EXERCISE AIM: Find and copy each line of the records where the string "Сечение" shows up.

ITEMS:
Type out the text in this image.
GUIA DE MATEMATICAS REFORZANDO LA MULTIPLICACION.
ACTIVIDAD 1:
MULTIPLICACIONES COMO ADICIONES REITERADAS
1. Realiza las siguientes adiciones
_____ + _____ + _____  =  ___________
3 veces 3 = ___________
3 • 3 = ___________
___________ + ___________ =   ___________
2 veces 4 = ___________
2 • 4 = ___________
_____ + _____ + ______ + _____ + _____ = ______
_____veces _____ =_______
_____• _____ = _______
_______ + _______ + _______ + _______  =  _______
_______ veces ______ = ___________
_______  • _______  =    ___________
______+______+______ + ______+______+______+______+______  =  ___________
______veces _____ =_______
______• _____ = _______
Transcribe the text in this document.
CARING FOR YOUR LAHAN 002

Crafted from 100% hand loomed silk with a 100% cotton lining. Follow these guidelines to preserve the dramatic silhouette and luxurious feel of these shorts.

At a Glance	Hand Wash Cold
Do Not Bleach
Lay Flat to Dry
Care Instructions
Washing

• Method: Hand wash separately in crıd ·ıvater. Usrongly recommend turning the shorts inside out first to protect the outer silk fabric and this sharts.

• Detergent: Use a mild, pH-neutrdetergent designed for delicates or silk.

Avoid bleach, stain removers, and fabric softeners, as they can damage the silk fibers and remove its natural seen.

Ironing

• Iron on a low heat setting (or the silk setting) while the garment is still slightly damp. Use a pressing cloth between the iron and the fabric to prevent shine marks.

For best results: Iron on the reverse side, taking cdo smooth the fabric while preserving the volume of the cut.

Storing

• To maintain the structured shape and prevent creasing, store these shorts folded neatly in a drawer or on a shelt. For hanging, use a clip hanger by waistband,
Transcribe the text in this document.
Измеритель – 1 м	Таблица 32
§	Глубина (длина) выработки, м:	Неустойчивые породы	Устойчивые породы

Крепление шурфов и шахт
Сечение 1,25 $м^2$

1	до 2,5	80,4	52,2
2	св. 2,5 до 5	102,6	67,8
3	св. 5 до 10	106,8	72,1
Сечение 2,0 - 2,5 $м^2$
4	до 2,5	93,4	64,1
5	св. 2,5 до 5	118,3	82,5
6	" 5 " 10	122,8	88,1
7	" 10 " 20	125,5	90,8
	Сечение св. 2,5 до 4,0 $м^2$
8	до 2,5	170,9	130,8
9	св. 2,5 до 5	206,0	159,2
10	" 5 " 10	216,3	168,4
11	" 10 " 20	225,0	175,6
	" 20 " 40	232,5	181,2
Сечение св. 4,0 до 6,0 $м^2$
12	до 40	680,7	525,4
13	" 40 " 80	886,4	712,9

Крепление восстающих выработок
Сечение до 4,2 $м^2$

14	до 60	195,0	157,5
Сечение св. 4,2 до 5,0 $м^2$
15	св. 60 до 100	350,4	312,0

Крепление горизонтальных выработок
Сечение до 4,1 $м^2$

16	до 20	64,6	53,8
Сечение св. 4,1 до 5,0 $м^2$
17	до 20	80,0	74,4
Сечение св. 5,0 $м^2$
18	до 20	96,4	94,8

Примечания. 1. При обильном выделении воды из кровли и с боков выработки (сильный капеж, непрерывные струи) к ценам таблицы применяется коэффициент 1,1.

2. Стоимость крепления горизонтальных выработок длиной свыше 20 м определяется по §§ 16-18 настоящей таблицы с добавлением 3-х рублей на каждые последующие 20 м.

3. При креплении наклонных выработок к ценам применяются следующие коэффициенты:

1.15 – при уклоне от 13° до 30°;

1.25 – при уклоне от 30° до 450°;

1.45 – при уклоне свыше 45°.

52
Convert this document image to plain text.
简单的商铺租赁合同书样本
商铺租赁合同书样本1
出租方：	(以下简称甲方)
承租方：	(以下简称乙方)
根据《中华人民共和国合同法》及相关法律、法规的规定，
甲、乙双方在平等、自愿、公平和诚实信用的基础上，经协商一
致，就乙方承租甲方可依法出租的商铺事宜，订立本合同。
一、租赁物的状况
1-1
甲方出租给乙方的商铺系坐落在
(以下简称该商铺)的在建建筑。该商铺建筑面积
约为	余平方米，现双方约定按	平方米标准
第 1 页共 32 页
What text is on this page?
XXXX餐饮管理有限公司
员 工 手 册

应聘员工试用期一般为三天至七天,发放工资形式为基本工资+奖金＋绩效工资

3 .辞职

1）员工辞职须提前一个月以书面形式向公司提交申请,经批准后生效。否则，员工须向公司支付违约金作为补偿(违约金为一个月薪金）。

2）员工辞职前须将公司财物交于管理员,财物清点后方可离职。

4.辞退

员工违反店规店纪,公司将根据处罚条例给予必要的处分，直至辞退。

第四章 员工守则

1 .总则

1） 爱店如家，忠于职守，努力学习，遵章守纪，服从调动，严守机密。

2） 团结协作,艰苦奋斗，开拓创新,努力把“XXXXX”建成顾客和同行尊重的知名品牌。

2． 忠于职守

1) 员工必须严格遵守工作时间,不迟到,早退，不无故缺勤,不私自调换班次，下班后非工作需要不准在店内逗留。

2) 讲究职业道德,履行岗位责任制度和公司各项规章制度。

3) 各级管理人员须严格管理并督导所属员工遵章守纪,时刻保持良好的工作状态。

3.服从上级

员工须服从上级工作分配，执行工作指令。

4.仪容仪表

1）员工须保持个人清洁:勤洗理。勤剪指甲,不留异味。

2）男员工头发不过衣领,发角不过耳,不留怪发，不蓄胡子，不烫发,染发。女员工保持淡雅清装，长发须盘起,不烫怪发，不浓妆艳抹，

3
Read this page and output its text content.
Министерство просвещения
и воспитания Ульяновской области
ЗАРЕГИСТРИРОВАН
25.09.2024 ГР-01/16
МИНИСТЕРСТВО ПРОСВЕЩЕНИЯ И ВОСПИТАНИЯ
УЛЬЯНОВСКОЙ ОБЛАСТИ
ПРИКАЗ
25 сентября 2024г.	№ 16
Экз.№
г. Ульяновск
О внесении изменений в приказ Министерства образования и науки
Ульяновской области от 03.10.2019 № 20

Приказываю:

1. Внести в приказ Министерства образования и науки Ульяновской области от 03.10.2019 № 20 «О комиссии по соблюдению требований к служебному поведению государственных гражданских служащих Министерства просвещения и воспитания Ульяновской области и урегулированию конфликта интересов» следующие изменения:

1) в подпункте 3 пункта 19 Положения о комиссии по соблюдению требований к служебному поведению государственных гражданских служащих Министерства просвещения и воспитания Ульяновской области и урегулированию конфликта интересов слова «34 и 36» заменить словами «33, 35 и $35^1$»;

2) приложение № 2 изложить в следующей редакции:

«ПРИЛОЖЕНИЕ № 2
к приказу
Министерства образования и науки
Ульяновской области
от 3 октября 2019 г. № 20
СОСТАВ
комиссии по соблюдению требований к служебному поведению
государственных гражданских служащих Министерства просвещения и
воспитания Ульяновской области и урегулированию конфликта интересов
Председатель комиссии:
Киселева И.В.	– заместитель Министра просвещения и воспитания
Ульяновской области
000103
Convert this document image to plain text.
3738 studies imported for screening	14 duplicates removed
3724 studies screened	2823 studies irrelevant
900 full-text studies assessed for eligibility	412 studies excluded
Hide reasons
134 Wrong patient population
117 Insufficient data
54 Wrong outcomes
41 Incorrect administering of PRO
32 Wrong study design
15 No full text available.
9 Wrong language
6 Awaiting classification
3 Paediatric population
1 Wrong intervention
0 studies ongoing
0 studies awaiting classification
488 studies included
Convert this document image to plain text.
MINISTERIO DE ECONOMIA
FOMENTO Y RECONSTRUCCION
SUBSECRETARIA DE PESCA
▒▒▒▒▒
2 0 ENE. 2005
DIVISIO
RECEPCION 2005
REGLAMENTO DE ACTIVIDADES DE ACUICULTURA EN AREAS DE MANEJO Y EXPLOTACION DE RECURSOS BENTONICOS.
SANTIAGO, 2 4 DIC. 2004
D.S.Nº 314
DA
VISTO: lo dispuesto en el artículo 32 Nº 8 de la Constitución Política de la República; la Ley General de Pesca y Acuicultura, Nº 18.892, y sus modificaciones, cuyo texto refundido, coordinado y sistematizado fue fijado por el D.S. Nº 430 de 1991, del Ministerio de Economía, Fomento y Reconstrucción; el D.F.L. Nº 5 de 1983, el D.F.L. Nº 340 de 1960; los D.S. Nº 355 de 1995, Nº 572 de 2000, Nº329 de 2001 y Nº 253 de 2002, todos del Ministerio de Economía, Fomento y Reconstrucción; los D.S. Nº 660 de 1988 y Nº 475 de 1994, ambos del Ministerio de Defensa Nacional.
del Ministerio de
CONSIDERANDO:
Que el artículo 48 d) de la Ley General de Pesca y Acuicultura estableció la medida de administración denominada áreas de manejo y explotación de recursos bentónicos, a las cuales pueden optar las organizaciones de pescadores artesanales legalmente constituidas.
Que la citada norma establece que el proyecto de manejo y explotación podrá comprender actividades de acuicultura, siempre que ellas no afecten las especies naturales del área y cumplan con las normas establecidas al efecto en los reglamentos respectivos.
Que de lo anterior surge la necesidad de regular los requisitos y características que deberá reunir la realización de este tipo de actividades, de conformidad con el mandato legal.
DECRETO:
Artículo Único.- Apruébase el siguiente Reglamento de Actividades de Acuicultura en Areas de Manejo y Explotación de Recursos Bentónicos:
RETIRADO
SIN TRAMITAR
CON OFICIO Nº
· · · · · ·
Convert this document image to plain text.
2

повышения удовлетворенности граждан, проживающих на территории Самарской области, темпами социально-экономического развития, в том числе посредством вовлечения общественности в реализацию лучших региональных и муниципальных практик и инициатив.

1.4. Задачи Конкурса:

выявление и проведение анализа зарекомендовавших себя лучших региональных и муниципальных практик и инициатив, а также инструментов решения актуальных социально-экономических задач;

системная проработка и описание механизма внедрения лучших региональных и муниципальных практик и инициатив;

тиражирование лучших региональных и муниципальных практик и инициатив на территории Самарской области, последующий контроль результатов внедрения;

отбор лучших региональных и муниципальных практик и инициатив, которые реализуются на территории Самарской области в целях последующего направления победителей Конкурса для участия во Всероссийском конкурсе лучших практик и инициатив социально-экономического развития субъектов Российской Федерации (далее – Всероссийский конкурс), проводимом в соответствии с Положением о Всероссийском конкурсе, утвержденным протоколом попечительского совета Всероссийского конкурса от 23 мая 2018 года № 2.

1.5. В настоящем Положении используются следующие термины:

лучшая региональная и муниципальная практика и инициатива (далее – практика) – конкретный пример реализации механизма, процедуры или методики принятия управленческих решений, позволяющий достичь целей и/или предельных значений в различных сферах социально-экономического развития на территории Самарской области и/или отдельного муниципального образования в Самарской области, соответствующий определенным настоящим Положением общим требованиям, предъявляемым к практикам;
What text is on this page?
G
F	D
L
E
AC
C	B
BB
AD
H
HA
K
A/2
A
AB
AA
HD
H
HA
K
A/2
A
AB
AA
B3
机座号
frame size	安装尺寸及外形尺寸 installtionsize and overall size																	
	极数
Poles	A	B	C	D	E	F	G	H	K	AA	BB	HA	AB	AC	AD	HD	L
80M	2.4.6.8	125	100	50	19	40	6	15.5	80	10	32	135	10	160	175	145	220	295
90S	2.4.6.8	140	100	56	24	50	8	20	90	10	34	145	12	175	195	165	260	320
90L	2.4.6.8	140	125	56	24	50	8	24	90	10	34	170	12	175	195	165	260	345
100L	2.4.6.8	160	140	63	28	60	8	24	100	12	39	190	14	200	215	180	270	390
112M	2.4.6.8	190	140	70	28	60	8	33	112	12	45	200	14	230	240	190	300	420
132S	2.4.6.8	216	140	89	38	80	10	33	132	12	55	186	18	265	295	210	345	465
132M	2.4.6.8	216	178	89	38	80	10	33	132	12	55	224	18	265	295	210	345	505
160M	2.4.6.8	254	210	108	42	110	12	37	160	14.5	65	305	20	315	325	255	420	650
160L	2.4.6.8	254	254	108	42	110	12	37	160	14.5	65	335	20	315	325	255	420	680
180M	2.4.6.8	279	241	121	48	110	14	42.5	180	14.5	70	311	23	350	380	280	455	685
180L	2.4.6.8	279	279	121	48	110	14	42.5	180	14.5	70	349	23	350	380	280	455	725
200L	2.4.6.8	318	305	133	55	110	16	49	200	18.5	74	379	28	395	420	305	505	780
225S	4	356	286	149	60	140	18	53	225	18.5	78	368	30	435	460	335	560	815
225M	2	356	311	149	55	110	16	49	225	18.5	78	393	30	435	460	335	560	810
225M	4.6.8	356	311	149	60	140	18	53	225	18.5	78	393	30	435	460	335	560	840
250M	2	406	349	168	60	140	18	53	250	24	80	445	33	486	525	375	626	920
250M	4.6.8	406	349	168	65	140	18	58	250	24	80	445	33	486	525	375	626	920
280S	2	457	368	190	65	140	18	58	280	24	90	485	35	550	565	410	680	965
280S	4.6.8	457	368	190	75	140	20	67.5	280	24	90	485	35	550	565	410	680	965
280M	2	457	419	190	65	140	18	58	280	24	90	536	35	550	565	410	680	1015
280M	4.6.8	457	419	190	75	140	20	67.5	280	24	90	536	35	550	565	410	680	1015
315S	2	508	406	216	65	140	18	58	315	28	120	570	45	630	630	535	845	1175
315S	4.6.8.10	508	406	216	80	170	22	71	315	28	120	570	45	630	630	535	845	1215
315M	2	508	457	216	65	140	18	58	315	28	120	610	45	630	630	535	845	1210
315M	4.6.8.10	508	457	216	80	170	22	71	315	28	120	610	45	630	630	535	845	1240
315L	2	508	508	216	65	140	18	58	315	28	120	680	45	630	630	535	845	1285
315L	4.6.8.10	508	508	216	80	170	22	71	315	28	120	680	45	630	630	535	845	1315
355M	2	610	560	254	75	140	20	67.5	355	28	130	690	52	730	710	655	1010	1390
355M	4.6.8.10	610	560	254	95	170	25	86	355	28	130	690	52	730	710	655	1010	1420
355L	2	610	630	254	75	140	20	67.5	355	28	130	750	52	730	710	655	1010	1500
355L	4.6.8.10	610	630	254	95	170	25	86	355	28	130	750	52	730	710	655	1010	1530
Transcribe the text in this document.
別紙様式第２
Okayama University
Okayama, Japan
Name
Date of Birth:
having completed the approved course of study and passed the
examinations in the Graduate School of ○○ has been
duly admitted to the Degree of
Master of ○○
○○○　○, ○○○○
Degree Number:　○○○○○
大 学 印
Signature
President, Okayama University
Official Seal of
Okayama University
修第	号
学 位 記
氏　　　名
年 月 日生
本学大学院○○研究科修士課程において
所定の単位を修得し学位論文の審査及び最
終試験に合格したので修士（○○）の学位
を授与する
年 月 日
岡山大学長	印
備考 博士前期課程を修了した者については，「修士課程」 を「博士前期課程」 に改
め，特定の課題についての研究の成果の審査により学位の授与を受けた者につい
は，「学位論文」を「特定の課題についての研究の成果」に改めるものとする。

RIGHT ANSWER:
Сечение 1,25 $м^2$
Сечение 2,0 - 2,5 $м^2$
	Сечение св. 2,5 до 4,0 $м^2$
Сечение св. 4,0 до 6,0 $м^2$
Сечение до 4,2 $м^2$
Сечение св. 4,2 до 5,0 $м^2$
Сечение до 4,1 $м^2$
Сечение св. 4,1 до 5,0 $м^2$
Сечение св. 5,0 $м^2$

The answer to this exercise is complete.